### PROBLEM REQUIREMENTS
Could you write out every record below exactly, leaving out any pictures?

### LISTING

══════════════════════════════

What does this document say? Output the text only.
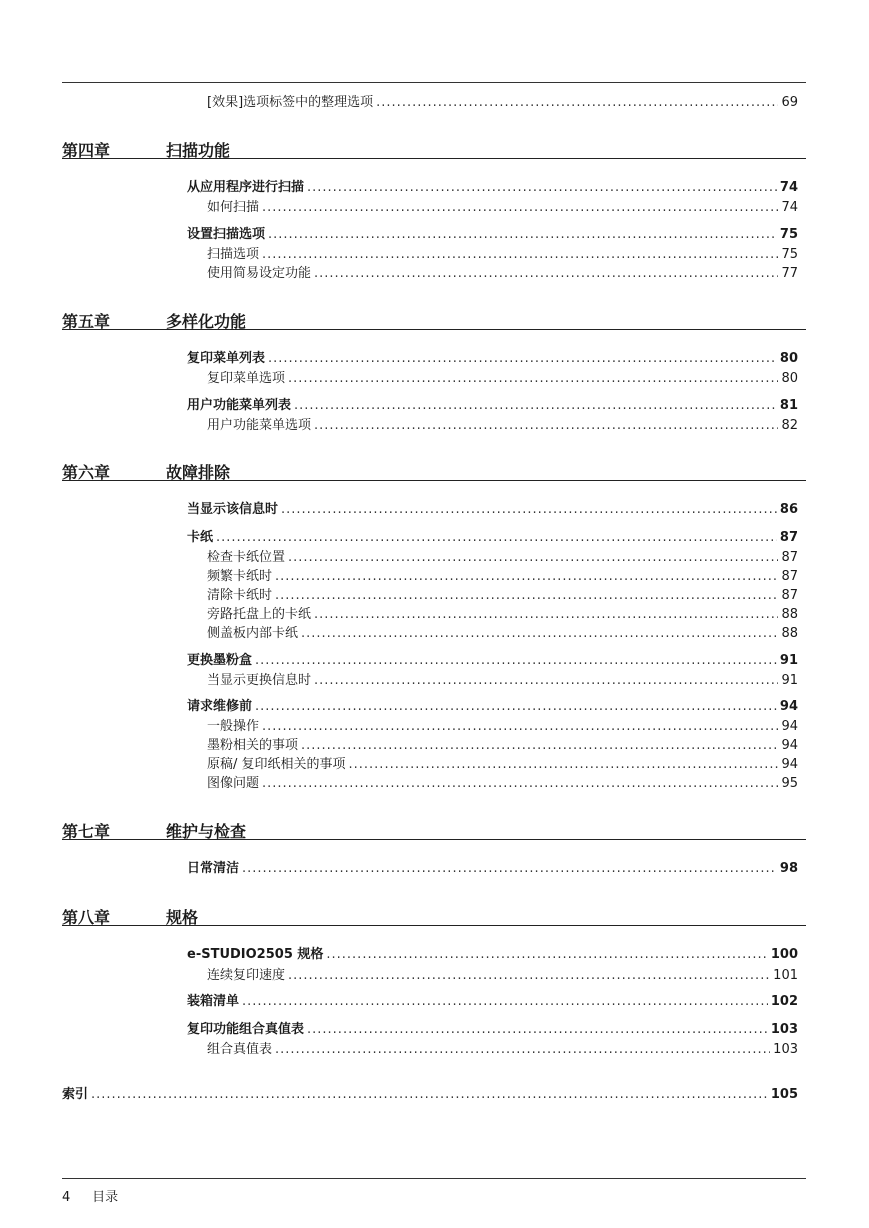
[效果]选项标签中的整理选项 .....	69
第四章	扫描功能
从应用程序进行扫描 .....	74
如何扫描 .....	74
设置扫描选项 .....	75
扫描选项 .....	75
使用简易设定功能 .....	77
第五章	多样化功能
复印菜单列表 .....	80
复印菜单选项 .....	80
用户功能菜单列表 .....	81
用户功能菜单选项 .....	82
第六章	故障排除
当显示该信息时 .....	86
卡纸 .....	87
检查卡纸位置 .....	87
频繁卡纸时 .....	87
清除卡纸时 .....	87
旁路托盘上的卡纸 .....	88
侧盖板内部卡纸 .....	88
更换墨粉盒 .....	91
当显示更换信息时 .....	91
请求维修前 .....	94
一般操作 .....	94
墨粉相关的事项 .....	94
原稿/ 复印纸相关的事项 .....	94
图像问题 .....	95
第七章	维护与检查
日常清洁 .....	98
第八章	规格
e-STUDIO2505 规格 .....	100
连续复印速度 .....	101
装箱清单 .....	102
复印功能组合真值表 .....	103
组合真值表 .....	103
索引 .....	105
4 目录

══════════════════════════════

### TASK ANSWER
What does this document say? Output the text only.
[效果]选项标签中的整理选项 .....	69
第四章	扫描功能
从应用程序进行扫描 .....	74
如何扫描 .....	74
设置扫描选项 .....	75
扫描选项 .....	75
使用简易设定功能 .....	77
第五章	多样化功能
复印菜单列表 .....	80
复印菜单选项 .....	80
用户功能菜单列表 .....	81
用户功能菜单选项 .....	82
第六章	故障排除
当显示该信息时 .....	86
卡纸 .....	87
检查卡纸位置 .....	87
频繁卡纸时 .....	87
清除卡纸时 .....	87
旁路托盘上的卡纸 .....	88
侧盖板内部卡纸 .....	88
更换墨粉盒 .....	91
当显示更换信息时 .....	91
请求维修前 .....	94
一般操作 .....	94
墨粉相关的事项 .....	94
原稿/ 复印纸相关的事项 .....	94
图像问题 .....	95
第七章	维护与检查
日常清洁 .....	98
第八章	规格
e-STUDIO2505 规格 .....	100
连续复印速度 .....	101
装箱清单 .....	102
复印功能组合真值表 .....	103
组合真值表 .....	103
索引 .....	105
4 目录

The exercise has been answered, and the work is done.